*Required work:*
Below are the records; collect from them each line containing the string "bottom".

*Exercise materials:*
● ● ● ●

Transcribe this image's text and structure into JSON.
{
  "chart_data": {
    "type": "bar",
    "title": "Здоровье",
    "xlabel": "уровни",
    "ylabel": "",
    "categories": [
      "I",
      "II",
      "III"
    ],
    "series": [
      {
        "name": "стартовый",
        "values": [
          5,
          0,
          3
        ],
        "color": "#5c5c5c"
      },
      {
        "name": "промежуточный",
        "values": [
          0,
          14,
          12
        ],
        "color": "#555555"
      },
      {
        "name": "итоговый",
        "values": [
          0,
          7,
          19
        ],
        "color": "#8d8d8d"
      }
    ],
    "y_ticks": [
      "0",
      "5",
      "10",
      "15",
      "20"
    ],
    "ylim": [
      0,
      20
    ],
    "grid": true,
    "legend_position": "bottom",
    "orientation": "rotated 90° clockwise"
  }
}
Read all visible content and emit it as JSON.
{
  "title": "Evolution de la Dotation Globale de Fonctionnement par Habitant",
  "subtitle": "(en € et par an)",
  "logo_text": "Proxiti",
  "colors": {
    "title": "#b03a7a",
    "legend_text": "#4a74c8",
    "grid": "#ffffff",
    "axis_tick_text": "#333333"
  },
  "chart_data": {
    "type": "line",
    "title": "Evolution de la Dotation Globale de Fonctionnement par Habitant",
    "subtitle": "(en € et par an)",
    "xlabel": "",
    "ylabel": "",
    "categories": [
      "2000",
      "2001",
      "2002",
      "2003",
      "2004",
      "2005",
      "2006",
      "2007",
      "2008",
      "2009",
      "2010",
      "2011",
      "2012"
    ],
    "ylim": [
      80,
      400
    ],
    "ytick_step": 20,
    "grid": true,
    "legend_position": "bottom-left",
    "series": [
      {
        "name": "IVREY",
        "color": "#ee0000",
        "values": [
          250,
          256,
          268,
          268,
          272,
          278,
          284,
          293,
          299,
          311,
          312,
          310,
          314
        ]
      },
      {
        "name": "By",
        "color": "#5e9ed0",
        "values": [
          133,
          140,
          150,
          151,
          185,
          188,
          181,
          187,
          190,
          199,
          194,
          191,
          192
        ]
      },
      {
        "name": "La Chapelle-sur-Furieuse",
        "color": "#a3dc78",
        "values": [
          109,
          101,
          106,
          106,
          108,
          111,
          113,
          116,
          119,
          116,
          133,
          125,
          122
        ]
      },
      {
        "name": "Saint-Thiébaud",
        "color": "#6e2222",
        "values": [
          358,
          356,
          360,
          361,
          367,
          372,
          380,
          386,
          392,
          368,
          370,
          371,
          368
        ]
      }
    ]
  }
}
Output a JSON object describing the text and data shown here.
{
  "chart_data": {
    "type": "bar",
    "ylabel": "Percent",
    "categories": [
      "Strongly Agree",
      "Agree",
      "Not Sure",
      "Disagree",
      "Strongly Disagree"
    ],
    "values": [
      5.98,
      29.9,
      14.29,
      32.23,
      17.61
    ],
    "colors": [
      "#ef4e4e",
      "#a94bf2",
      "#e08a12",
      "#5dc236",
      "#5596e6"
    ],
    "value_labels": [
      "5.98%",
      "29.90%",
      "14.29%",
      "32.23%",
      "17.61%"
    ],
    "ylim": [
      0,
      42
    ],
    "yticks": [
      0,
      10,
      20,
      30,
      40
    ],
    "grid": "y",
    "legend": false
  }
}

● ● ● ●

*Solved exercise:*
    "legend_position": "bottom",
    "legend_position": "bottom-left",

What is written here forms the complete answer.